(Collected data entries)
........

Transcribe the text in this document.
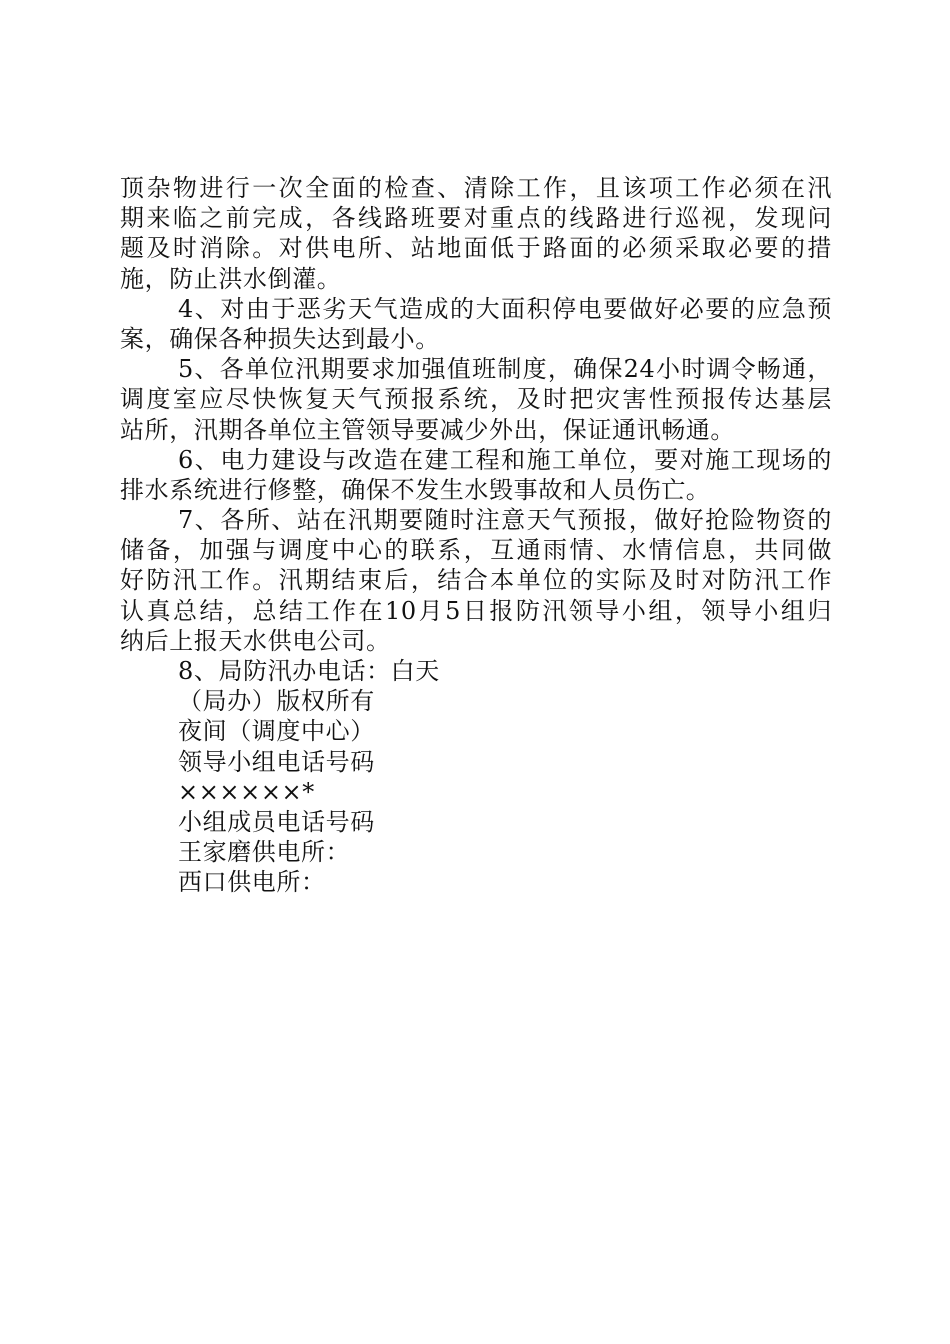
顶杂物进行一次全面的检查、清除工作，且该项工作必须在汛
期来临之前完成，各线路班要对重点的线路进行巡视，发现问
题及时消除。对供电所、站地面低于路面的必须采取必要的措
施，防止洪水倒灌。
4、对由于恶劣天气造成的大面积停电要做好必要的应急预
案，确保各种损失达到最小。
5、各单位汛期要求加强值班制度，确保24小时调令畅通，
调度室应尽快恢复天气预报系统，及时把灾害性预报传达基层
站所，汛期各单位主管领导要减少外出，保证通讯畅通。
6、电力建设与改造在建工程和施工单位，要对施工现场的
排水系统进行修整，确保不发生水毁事故和人员伤亡。
7、各所、站在汛期要随时注意天气预报，做好抢险物资的
储备，加强与调度中心的联系，互通雨情、水情信息，共同做
好防汛工作。汛期结束后，结合本单位的实际及时对防汛工作
认真总结，总结工作在10月5日报防汛领导小组，领导小组归
纳后上报天水供电公司。
8、局防汛办电话：白天
（局办）版权所有
夜间（调度中心）
领导小组电话号码
××××××*
小组成员电话号码
王家磨供电所：
西口供电所：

........

**The task**
Repeat the material above in full and exactly, omitting the pictures.

**Answer for the task**
Transcribe the text in this document.
顶杂物进行一次全面的检查、清除工作，且该项工作必须在汛
期来临之前完成，各线路班要对重点的线路进行巡视，发现问
题及时消除。对供电所、站地面低于路面的必须采取必要的措
施，防止洪水倒灌。
4、对由于恶劣天气造成的大面积停电要做好必要的应急预
案，确保各种损失达到最小。
5、各单位汛期要求加强值班制度，确保24小时调令畅通，
调度室应尽快恢复天气预报系统，及时把灾害性预报传达基层
站所，汛期各单位主管领导要减少外出，保证通讯畅通。
6、电力建设与改造在建工程和施工单位，要对施工现场的
排水系统进行修整，确保不发生水毁事故和人员伤亡。
7、各所、站在汛期要随时注意天气预报，做好抢险物资的
储备，加强与调度中心的联系，互通雨情、水情信息，共同做
好防汛工作。汛期结束后，结合本单位的实际及时对防汛工作
认真总结，总结工作在10月5日报防汛领导小组，领导小组归
纳后上报天水供电公司。
8、局防汛办电话：白天
（局办）版权所有
夜间（调度中心）
领导小组电话号码
××××××*
小组成员电话号码
王家磨供电所：
西口供电所：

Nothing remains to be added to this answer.